Restate the full listing word for word and leave the pictures out.

+ + + +

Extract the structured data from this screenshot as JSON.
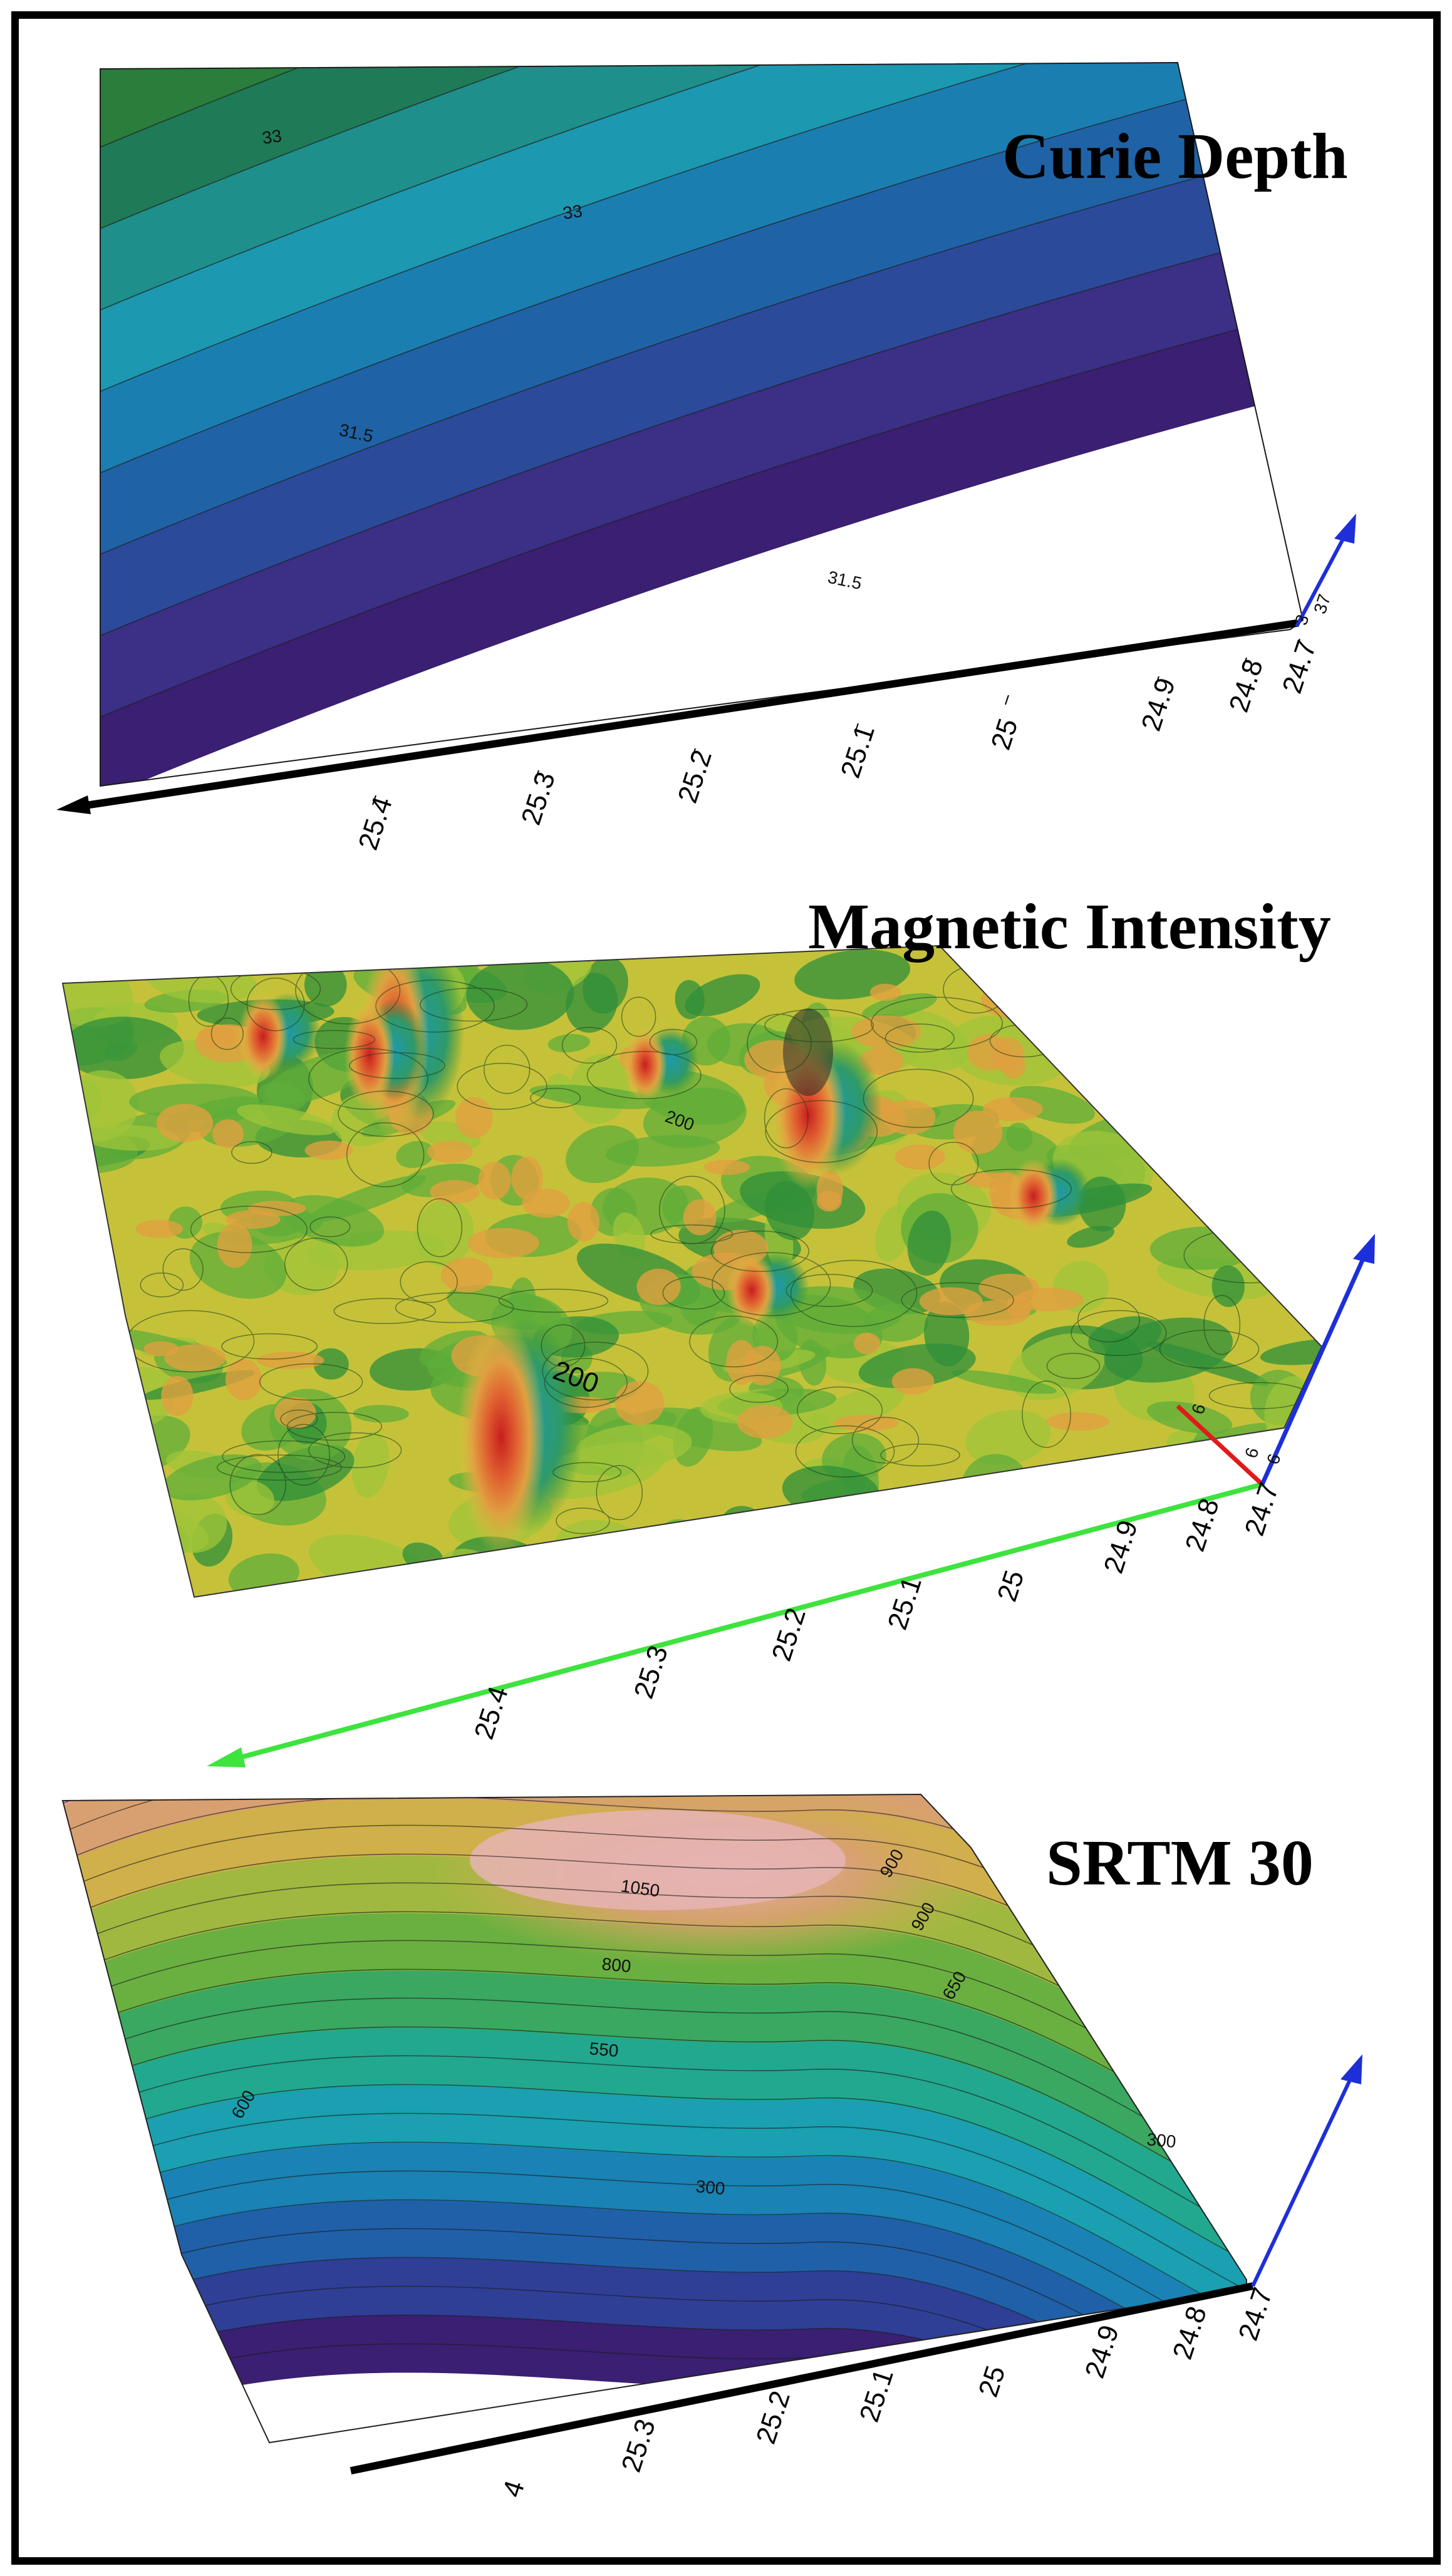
{
  "panels": [
    {
      "title": "Curie Depth",
      "axis_ticks": [
        "25.4",
        "25.3",
        "25.2",
        "25.1",
        "25",
        "24.9",
        "24.8",
        "24.7"
      ],
      "small_ticks": [
        "3",
        "37"
      ],
      "contour_labels": [
        "31.5",
        "31.5",
        "33",
        "33"
      ],
      "colors": [
        "#3a1f72",
        "#3b2f86",
        "#2b4b9a",
        "#1f63a6",
        "#1a7fb0",
        "#1c98b0",
        "#1e8f8a",
        "#1f7a57",
        "#2a7d3b",
        "#4d8f33",
        "#7aa23a",
        "#a8aa44",
        "#c8a656",
        "#d2957a",
        "#d58b8e"
      ]
    },
    {
      "title": "Magnetic Intensity",
      "axis_ticks": [
        "25.4",
        "25.3",
        "25.2",
        "25.1",
        "25",
        "24.9",
        "24.8",
        "24.7"
      ],
      "small_ticks": [
        "6",
        "6",
        "6"
      ],
      "contour_labels": [
        "200",
        "200"
      ],
      "colors": [
        "#c8c83a",
        "#9fc43a",
        "#5fae3a",
        "#2e8f3a",
        "#e0a040",
        "#e07a30",
        "#d93a2a",
        "#2aa8b8"
      ]
    },
    {
      "title": "SRTM 30",
      "axis_ticks": [
        "4",
        "25.3",
        "25.2",
        "25.1",
        "25",
        "24.9",
        "24.8",
        "24.7"
      ],
      "contour_labels": [
        "1050",
        "800",
        "550",
        "300",
        "300",
        "900",
        "900",
        "650",
        "600"
      ],
      "colors": [
        "#3a1f72",
        "#2f3f96",
        "#2060a8",
        "#1a82b4",
        "#1aa0b0",
        "#22a88e",
        "#3aa860",
        "#6ab040",
        "#a0b840",
        "#d0b04a",
        "#d8a070",
        "#e0a8a8"
      ]
    }
  ]
}
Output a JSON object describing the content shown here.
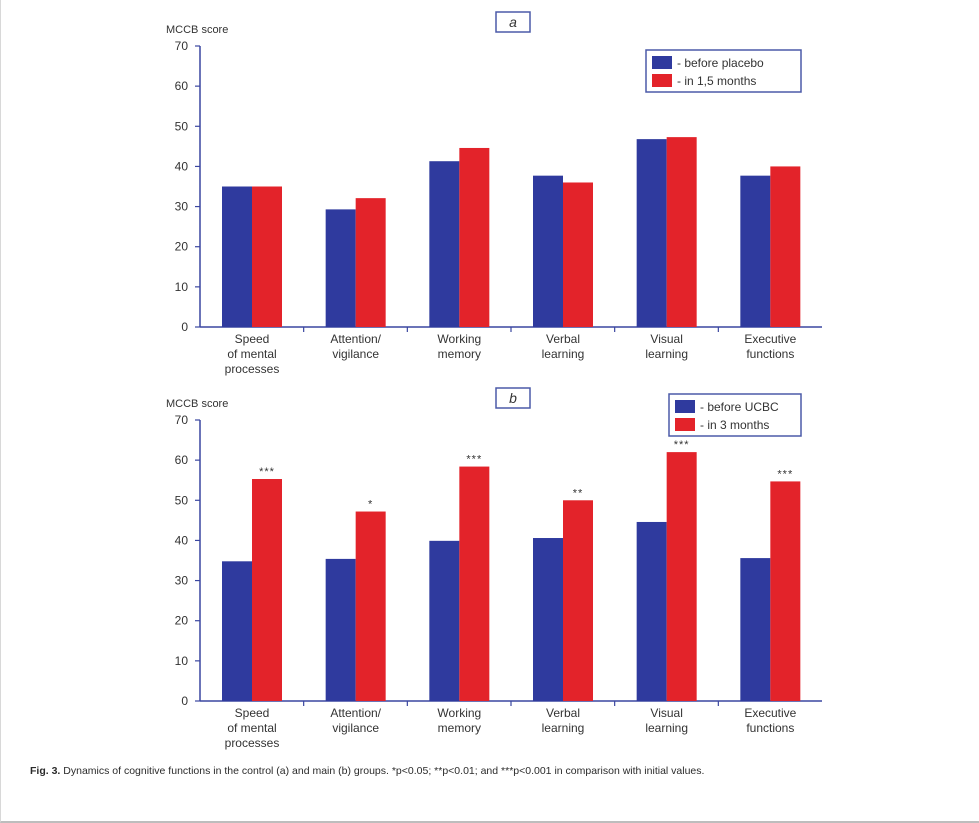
{
  "chart_data": [
    {
      "type": "bar",
      "panel_label": "a",
      "ylabel": "MCCB score",
      "ylim": [
        0,
        70
      ],
      "yticks": [
        0,
        10,
        20,
        30,
        40,
        50,
        60,
        70
      ],
      "categories": [
        [
          "Speed",
          "of mental",
          "processes"
        ],
        [
          "Attention/",
          "vigilance"
        ],
        [
          "Working",
          "memory"
        ],
        [
          "Verbal",
          "learning"
        ],
        [
          "Visual",
          "learning"
        ],
        [
          "Executive",
          "functions"
        ]
      ],
      "series": [
        {
          "name": "- before placebo",
          "color": "#2f3a9e",
          "values": [
            35,
            29.3,
            41.3,
            37.7,
            46.8,
            37.7
          ]
        },
        {
          "name": "- in 1,5 months",
          "color": "#e3232a",
          "values": [
            35,
            32.1,
            44.6,
            36,
            47.3,
            40
          ]
        }
      ],
      "annotations": [
        "",
        "",
        "",
        "",
        "",
        ""
      ],
      "legend": "top-right",
      "grid": false
    },
    {
      "type": "bar",
      "panel_label": "b",
      "ylabel": "MCCB score",
      "ylim": [
        0,
        70
      ],
      "yticks": [
        0,
        10,
        20,
        30,
        40,
        50,
        60,
        70
      ],
      "categories": [
        [
          "Speed",
          "of mental",
          "processes"
        ],
        [
          "Attention/",
          "vigilance"
        ],
        [
          "Working",
          "memory"
        ],
        [
          "Verbal",
          "learning"
        ],
        [
          "Visual",
          "learning"
        ],
        [
          "Executive",
          "functions"
        ]
      ],
      "series": [
        {
          "name": "- before UCBC",
          "color": "#2f3a9e",
          "values": [
            34.8,
            35.4,
            39.9,
            40.6,
            44.6,
            35.6
          ]
        },
        {
          "name": "- in 3 months",
          "color": "#e3232a",
          "values": [
            55.3,
            47.2,
            58.4,
            50,
            62,
            54.7
          ]
        }
      ],
      "annotations": [
        "***",
        "*",
        "***",
        "**",
        "***",
        "***"
      ],
      "legend": "top-right",
      "grid": false
    }
  ],
  "caption": {
    "fig_label": "Fig. 3.",
    "text": "Dynamics of cognitive functions in the control (a) and main (b) groups. *p<0.05; **p<0.01; and ***p<0.001 in comparison with initial values."
  }
}
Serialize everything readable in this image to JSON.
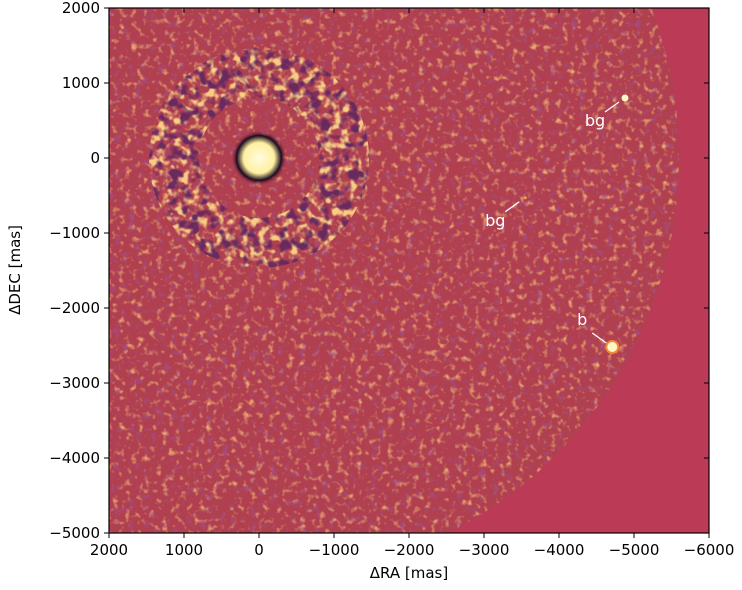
{
  "chart_data": {
    "type": "image",
    "xlabel": "ΔRA [mas]",
    "ylabel": "ΔDEC [mas]",
    "xlim": [
      2000,
      -6000
    ],
    "ylim": [
      -5000,
      2000
    ],
    "xticks": [
      2000,
      1000,
      0,
      {
        "value": -1000,
        "label": "−1000"
      },
      {
        "value": -2000,
        "label": "−2000"
      },
      {
        "value": -3000,
        "label": "−3000"
      },
      {
        "value": -4000,
        "label": "−4000"
      },
      {
        "value": -5000,
        "label": "−5000"
      },
      {
        "value": -6000,
        "label": "−6000"
      }
    ],
    "yticks": [
      2000,
      1000,
      0,
      {
        "value": -1000,
        "label": "−1000"
      },
      {
        "value": -2000,
        "label": "−2000"
      },
      {
        "value": -3000,
        "label": "−3000"
      },
      {
        "value": -4000,
        "label": "−4000"
      },
      {
        "value": -5000,
        "label": "−5000"
      }
    ],
    "annotations": [
      {
        "text": "bg",
        "x": -4880,
        "y": 800
      },
      {
        "text": "bg",
        "x": -3550,
        "y": -530
      },
      {
        "text": "b",
        "x": -4710,
        "y": -2520
      }
    ]
  }
}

+ + + +

*Correct output:*
Extract the structured data from this screenshot as JSON.
{
  "panels": [
    {
      "title": "Curie Depth",
      "axis_ticks": [
        "25.4",
        "25.3",
        "25.2",
        "25.1",
        "25",
        "24.9",
        "24.8",
        "24.7"
      ],
      "small_ticks": [
        "3",
        "37"
      ],
      "contour_labels": [
        "31.5",
        "31.5",
        "33",
        "33"
      ],
      "colors": [
        "#3a1f72",
        "#3b2f86",
        "#2b4b9a",
        "#1f63a6",
        "#1a7fb0",
        "#1c98b0",
        "#1e8f8a",
        "#1f7a57",
        "#2a7d3b",
        "#4d8f33",
        "#7aa23a",
        "#a8aa44",
        "#c8a656",
        "#d2957a",
        "#d58b8e"
      ]
    },
    {
      "title": "Magnetic Intensity",
      "axis_ticks": [
        "25.4",
        "25.3",
        "25.2",
        "25.1",
        "25",
        "24.9",
        "24.8",
        "24.7"
      ],
      "small_ticks": [
        "6",
        "6",
        "6"
      ],
      "contour_labels": [
        "200",
        "200"
      ],
      "colors": [
        "#c8c83a",
        "#9fc43a",
        "#5fae3a",
        "#2e8f3a",
        "#e0a040",
        "#e07a30",
        "#d93a2a",
        "#2aa8b8"
      ]
    },
    {
      "title": "SRTM 30",
      "axis_ticks": [
        "4",
        "25.3",
        "25.2",
        "25.1",
        "25",
        "24.9",
        "24.8",
        "24.7"
      ],
      "contour_labels": [
        "1050",
        "800",
        "550",
        "300",
        "300",
        "900",
        "900",
        "650",
        "600"
      ],
      "colors": [
        "#3a1f72",
        "#2f3f96",
        "#2060a8",
        "#1a82b4",
        "#1aa0b0",
        "#22a88e",
        "#3aa860",
        "#6ab040",
        "#a0b840",
        "#d0b04a",
        "#d8a070",
        "#e0a8a8"
      ]
    }
  ]
}
Output a JSON object describing the content shown here.
{
  "chart_data": [
    {
      "type": "bar",
      "panel_label": "a",
      "ylabel": "MCCB score",
      "ylim": [
        0,
        70
      ],
      "yticks": [
        0,
        10,
        20,
        30,
        40,
        50,
        60,
        70
      ],
      "categories": [
        [
          "Speed",
          "of mental",
          "processes"
        ],
        [
          "Attention/",
          "vigilance"
        ],
        [
          "Working",
          "memory"
        ],
        [
          "Verbal",
          "learning"
        ],
        [
          "Visual",
          "learning"
        ],
        [
          "Executive",
          "functions"
        ]
      ],
      "series": [
        {
          "name": "- before placebo",
          "color": "#2f3a9e",
          "values": [
            35,
            29.3,
            41.3,
            37.7,
            46.8,
            37.7
          ]
        },
        {
          "name": "- in 1,5 months",
          "color": "#e3232a",
          "values": [
            35,
            32.1,
            44.6,
            36,
            47.3,
            40
          ]
        }
      ],
      "annotations": [
        "",
        "",
        "",
        "",
        "",
        ""
      ],
      "legend": "top-right",
      "grid": false
    },
    {
      "type": "bar",
      "panel_label": "b",
      "ylabel": "MCCB score",
      "ylim": [
        0,
        70
      ],
      "yticks": [
        0,
        10,
        20,
        30,
        40,
        50,
        60,
        70
      ],
      "categories": [
        [
          "Speed",
          "of mental",
          "processes"
        ],
        [
          "Attention/",
          "vigilance"
        ],
        [
          "Working",
          "memory"
        ],
        [
          "Verbal",
          "learning"
        ],
        [
          "Visual",
          "learning"
        ],
        [
          "Executive",
          "functions"
        ]
      ],
      "series": [
        {
          "name": "- before UCBC",
          "color": "#2f3a9e",
          "values": [
            34.8,
            35.4,
            39.9,
            40.6,
            44.6,
            35.6
          ]
        },
        {
          "name": "- in 3 months",
          "color": "#e3232a",
          "values": [
            55.3,
            47.2,
            58.4,
            50,
            62,
            54.7
          ]
        }
      ],
      "annotations": [
        "***",
        "*",
        "***",
        "**",
        "***",
        "***"
      ],
      "legend": "top-right",
      "grid": false
    }
  ],
  "caption": {
    "fig_label": "Fig. 3.",
    "text": "Dynamics of cognitive functions in the control (a) and main (b) groups. *p<0.05; **p<0.01; and ***p<0.001 in comparison with initial values."
  }
}
Serialize everything readable in this image to JSON.
{
  "chart_data": {
    "type": "image",
    "xlabel": "ΔRA [mas]",
    "ylabel": "ΔDEC [mas]",
    "xlim": [
      2000,
      -6000
    ],
    "ylim": [
      -5000,
      2000
    ],
    "xticks": [
      2000,
      1000,
      0,
      {
        "value": -1000,
        "label": "−1000"
      },
      {
        "value": -2000,
        "label": "−2000"
      },
      {
        "value": -3000,
        "label": "−3000"
      },
      {
        "value": -4000,
        "label": "−4000"
      },
      {
        "value": -5000,
        "label": "−5000"
      },
      {
        "value": -6000,
        "label": "−6000"
      }
    ],
    "yticks": [
      2000,
      1000,
      0,
      {
        "value": -1000,
        "label": "−1000"
      },
      {
        "value": -2000,
        "label": "−2000"
      },
      {
        "value": -3000,
        "label": "−3000"
      },
      {
        "value": -4000,
        "label": "−4000"
      },
      {
        "value": -5000,
        "label": "−5000"
      }
    ],
    "annotations": [
      {
        "text": "bg",
        "x": -4880,
        "y": 800
      },
      {
        "text": "bg",
        "x": -3550,
        "y": -530
      },
      {
        "text": "b",
        "x": -4710,
        "y": -2520
      }
    ]
  }
}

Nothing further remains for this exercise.